MATERIAL PROVIDED:
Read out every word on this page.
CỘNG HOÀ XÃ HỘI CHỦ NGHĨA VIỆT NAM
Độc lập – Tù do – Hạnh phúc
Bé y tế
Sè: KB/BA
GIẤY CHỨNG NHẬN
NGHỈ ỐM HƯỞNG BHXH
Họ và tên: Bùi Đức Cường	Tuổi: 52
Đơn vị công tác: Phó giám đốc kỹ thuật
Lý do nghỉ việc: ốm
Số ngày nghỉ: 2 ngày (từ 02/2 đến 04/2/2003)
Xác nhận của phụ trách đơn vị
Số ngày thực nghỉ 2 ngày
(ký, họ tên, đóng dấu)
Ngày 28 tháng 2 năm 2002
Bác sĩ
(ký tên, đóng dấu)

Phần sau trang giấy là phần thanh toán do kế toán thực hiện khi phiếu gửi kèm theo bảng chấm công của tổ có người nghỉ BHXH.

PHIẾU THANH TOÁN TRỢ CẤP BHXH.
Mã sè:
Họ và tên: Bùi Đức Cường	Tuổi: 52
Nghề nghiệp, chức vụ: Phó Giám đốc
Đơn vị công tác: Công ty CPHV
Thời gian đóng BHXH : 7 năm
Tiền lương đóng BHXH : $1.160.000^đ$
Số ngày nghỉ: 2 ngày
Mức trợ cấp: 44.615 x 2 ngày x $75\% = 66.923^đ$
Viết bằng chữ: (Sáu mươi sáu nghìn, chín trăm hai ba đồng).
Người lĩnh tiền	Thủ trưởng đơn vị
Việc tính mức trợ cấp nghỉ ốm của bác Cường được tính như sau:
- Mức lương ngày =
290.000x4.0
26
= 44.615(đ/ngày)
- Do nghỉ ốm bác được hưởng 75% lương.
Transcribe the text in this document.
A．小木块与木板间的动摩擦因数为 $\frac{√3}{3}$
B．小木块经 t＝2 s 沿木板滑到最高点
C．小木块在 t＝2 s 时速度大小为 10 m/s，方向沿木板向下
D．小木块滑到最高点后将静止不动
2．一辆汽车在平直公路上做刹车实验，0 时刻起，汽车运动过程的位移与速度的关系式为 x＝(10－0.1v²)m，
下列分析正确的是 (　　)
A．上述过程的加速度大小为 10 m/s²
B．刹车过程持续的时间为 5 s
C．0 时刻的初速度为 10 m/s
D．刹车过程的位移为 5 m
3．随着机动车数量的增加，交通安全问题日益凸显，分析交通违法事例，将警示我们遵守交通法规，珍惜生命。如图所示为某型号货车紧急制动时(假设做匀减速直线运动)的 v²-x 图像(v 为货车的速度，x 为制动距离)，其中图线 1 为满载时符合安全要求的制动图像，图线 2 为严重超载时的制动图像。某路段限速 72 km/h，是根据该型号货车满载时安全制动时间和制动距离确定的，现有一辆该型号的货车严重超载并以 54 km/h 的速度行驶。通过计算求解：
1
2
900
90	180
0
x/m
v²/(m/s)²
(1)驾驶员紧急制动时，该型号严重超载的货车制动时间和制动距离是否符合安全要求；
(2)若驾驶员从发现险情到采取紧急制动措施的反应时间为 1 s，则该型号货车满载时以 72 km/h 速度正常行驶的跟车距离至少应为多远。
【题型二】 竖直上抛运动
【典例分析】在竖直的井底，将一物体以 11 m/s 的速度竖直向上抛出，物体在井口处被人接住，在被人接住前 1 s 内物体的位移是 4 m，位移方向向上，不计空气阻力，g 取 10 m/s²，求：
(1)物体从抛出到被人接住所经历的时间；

INSTRUCTION: Looking at the data above, show all lines where the word "this" occurs.

WORKED SOLUTION:
Read out every word on this page.
Transcribe the text in this document.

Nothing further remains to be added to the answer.